• [TRECHO DO DOCUMENTO]
↓↓↓

Em tempos de ataque à escola pública por defensores do ensino domiciliar, é importante olhar com atenção para novas evidências sobre o impacto positivo que ela tem no desenvolvimento infantil. Um dos mais recentes estudos a investigar essa questão foi realizado pelos pesquisadores Tiago Bartholo e Mariane Koslinski, do Laboratório de Pesquisa em Oportunidades Educacionais da UFRJ, com apoio da Fundação Maria Cecilia Souto Vidigal. Ao acompanhar diferentes gerações de alunos de pré-escolas em Sobral (CE), eles identificaram que todas as crianças – das mais ricas às mais pobres – foram prejudicadas com o fechamento das escolas na pandemia. O prejuízo, no entanto, foi muito maior entre os mais pobres.Esta é uma conclusão importante, entre outras razões, pois por vezes deixamos de fazer uma pergunta óbvia e essencial: qual seria o impacto se a opção fosse deixar as crianças estudando em casa, em vez de irem presencialmente à escola? Para responder com precisão a esta questão, precisaríamos separar aleatoriamente dois grupos de alunos com características similares, e acompanhar a evolução daqueles que estão matriculados numa escola presencial com os que estão estudando em casa. Esse desenho de pesquisa, porém, seria antiético, por manter um grupo de crianças sem acesso a um equipamento que, hoje, é consagrado no mundo todo como um direito fundamental.
Por vias completamente tortas, a pandemia permitiu que um experimento similar a esse fosse realizado. Bartholo e Koslinski já estavam conduzindo avaliações com crianças em idade pré-escolar em Sobral, antes da pandemia levar ao fechamento repentino das escolas. Como eles continuaram acompanhando novas gerações que ingressaram em tempos pandêmicos, isso permitiu que a evolução dos matriculados no presencial fosse comparada com a dos que, na mesma rede de ensino, teve que fazer aulas remotamente.

↑↑↑

• [DADOS REGISTRADOS]
↓↓↓

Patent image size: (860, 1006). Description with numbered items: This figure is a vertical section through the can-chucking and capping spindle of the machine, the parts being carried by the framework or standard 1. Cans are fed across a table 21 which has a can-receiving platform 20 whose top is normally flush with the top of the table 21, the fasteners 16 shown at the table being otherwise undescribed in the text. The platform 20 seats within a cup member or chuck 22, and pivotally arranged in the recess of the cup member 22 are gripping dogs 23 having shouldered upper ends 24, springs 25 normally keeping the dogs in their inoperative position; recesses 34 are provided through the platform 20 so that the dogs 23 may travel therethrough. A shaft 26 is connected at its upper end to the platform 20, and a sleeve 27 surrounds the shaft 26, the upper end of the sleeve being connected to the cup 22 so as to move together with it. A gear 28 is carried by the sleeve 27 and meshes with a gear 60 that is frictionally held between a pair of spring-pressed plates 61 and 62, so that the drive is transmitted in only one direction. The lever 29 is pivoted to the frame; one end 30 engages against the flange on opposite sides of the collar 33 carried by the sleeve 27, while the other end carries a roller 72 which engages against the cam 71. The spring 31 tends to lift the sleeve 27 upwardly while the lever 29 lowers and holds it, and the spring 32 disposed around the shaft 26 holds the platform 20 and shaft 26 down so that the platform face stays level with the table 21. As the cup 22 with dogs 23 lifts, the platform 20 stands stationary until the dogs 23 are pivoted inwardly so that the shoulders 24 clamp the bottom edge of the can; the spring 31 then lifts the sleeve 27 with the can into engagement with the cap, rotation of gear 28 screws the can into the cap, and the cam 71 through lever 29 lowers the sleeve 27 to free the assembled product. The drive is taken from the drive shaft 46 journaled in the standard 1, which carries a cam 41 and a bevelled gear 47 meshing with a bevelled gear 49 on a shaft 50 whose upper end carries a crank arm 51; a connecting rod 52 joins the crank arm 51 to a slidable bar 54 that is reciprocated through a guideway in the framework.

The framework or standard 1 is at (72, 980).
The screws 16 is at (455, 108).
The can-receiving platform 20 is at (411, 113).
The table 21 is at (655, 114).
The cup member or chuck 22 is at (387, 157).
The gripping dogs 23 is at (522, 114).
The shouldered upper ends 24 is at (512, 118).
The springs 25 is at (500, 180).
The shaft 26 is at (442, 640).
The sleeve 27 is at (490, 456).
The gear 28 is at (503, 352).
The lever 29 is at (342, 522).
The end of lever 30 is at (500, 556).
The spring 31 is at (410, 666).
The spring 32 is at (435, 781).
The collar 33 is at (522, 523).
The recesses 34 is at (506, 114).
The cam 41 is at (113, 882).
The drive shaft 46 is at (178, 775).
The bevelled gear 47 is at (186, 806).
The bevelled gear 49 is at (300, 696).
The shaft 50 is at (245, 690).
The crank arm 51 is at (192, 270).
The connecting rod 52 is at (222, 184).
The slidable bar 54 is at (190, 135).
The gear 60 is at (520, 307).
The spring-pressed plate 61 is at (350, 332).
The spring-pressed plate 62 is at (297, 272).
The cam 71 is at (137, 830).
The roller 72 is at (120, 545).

↑↑↑

• [TRABALHO SOLICITADO] Prossiga o trecho sobre o estudo com pré-escolas de Sobral, escrevendo a sequência a partir de sua última frase. Os registros provêm de uma fonte distinta da do trecho.

• [RESULTADO]
Entre crianças de mais alto nível socioeconômico, a geração que estudou remotamente na pandemia aprendeu apenas 53% em linguagem e 62% em matemática na comparação com o grupo de mesmas características pré-pandemia. Entre alunos de menor nível socioeconômico, a perda foi ainda mais brutal, pois a geração afetada pela pandemia aprendeu somente 26% em linguagem e 35% em matemática na comparação com seus pares pré-Covid. A escola, portanto, faz muita diferença para todos, mas ainda mais para aqueles mais vulneráveis.
E as perdas não foram apenas de aprendizagem. O instrumento aplicado pelos pesquisadores permitiu também verificar o desenvolvimento infantil em variáveis como a autonomia, autoconfiança, qualidade das interações sociais com outras crianças e adultos, capacidade de concentração, de comunicação, saúde mental e aptidão física e motora. Em todas essas dimensões a geração que foi privada na maior parte do tempo do convívio com seus pares e professores durante o fechamento das escolas foi bastante prejudicada.
É frustrante constatar que a educação pública brasileira ainda está longe da garantia da qualidade para todos, e que dentro dela ainda há reprodução de desigualdades. Mas esse e tantos outros estudos que têm investigado os efeitos da pandemia no ensino corroboram uma conclusão simples e fundamental: sem escolas, estaríamos em situação muito pior.
Do ponto de vista do desenvolvimento infantil, portanto, não há nada que justifique privar as crianças do convívio com seus pares e professores na escola. O homeschooling é uma pauta 100% ideológica e 0% pedagógica.